Viene nuestro dulce Cristo en la tierra

Recuerdo nítidamente el día en que, al poco de regresar a la fe católica, leí en un foro evangélico una crítica al catolicismo por considerar que el Papa, tal y como dijo Santa Catalina de Siena, es nuestro “dulce Cristo en la tierra". Todavía influenciado por mi pasado anticatólico, dije que tal tratamiento me parecía una barbaridad y que no era lo mismo ser Cristo que ser su Vicario. Gracias a Dios, tuve que tragarme mis necias palabras cuando otros hermanos católicos me mostraron un simple versículo de la Escritura. Está en el libro de Gálatas. Según testimonia San Pablo, los cristianos de aquella iglesia local le recibieron tal que así: “Pues vosotros sabéis que a causa de una enfermedad del cuerpo os anuncié el evangelio al principio; y no me despreciasteis ni desechasteis por la prueba que tenía en mi cuerpo, antes bien me recibisteis como a un ángel de Dios, como a Cristo Jesús” (Gal 4,13-14).

Al fin y al cabo, ya había dicho Cristo que “el que a vosotros recibe, a mí me recibe; y el que me recibe a mí, recibe al que me envió” (Mt 10,40). Por tanto, mañana los católicos debemos recibir a Benedicto XVI como si viniera el mismísimo Cristo. Todo lo que hagamos por mostrarle nuestro cariño y nuestro afecto será poco.

Además, como sucesor de Pedro y, por tanto, pastor del rebaño del Señor, el Papa viene a confirmarnos en la fe. Pero no en una fe cualquiera, ni en una fe hecha a imagen y semejanza de los valores de un mundo que está alejado de Dios. No, señores, no. La fe en la que Benedicto XVI nos confirma es la fe católica, la fe de la Iglesia, la fe de aquella que es “columna y baluarte de la verdad (1ª Tim 3,15). Una fe que no tiene nada que ver con la que profesan aquellos que aprovechan la llegada del Papa para confirmarse en sus heterodoxias. Y es que de la misma manera que la visita del Papa nos es de bendición a los que somos fieles al magisterio, su presencia parece excitar la rebelión espiritual y eclesial de quienes ni siquiera tienen el valor y el coraje suficiente como para dejar una Iglesia cuya fe no comparten. Opera en ellos el mismo espíritu que anidaba en Coré y los suyos cuando se enfrentaron a Moisés (léase Num 16 y Jud 11 y ss).

__________________________________________________

• TRABAJO A REALIZAR:
Responda estas preguntas sobre el fragmento dedicado a la visita del Papa:
1. ¿En qué libro de la Escritura está el versículo que otros hermanos católicos mostraron en el foro?
2. ¿A quién deben recibir mañana los católicos como si viniera el mismísimo Cristo?
3. ¿Qué figura y los suyos anidaban el mismo espíritu cuando se enfrentaron a Moisés?
Los registros no son necesarios.

__________________________________________________

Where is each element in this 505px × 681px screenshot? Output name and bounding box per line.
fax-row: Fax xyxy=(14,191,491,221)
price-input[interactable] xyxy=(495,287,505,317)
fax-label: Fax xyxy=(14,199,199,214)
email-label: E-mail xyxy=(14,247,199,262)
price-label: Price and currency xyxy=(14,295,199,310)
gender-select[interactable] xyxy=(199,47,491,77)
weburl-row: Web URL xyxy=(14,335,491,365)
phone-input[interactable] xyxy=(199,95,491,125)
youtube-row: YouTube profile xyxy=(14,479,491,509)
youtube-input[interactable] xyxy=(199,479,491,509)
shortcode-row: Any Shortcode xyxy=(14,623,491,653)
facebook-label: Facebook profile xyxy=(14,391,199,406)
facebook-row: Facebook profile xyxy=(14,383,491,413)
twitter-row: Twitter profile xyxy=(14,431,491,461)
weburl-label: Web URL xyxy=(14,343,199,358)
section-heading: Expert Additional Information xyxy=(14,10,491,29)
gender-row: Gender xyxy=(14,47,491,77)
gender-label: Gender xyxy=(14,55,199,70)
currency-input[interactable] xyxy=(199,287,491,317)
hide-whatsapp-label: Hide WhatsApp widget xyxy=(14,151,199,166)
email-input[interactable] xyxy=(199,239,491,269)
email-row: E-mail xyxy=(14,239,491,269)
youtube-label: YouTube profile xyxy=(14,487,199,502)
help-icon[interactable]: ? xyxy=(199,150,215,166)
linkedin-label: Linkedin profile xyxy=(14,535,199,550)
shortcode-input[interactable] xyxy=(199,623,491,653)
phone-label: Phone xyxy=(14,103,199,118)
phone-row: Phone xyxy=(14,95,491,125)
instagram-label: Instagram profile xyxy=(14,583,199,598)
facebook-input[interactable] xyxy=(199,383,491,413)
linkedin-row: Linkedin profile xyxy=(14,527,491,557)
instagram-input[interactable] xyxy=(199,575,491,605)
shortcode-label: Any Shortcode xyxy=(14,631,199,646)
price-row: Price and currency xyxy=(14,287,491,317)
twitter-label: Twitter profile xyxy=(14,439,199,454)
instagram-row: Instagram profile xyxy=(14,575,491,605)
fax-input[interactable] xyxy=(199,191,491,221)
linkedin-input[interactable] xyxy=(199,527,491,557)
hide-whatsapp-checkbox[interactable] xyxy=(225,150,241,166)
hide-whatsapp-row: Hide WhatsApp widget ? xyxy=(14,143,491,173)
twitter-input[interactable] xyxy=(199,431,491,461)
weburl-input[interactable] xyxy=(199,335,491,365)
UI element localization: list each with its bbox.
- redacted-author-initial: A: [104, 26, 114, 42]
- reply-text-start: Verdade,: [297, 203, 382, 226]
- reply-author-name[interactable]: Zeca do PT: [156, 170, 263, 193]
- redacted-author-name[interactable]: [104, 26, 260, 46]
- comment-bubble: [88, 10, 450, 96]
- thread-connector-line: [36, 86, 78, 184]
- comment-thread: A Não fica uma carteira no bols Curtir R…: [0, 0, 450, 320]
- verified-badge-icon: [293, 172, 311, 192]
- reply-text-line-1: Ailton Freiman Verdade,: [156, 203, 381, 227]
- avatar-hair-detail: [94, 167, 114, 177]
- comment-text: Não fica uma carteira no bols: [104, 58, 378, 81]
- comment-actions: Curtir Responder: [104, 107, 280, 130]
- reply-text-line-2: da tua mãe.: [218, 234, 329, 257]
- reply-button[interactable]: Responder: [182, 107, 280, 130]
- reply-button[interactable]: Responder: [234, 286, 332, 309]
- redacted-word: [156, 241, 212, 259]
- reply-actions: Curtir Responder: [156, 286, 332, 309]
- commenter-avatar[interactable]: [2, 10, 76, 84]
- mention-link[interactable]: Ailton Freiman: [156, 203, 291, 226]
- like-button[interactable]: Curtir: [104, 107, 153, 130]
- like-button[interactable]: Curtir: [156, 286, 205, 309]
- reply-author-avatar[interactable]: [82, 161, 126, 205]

__________________________________________________

• RESULTADO OBTENIDO:
1. En el libro de Gálatas (Gal 4,13-14).
2. A Benedicto XVI.
3. Coré.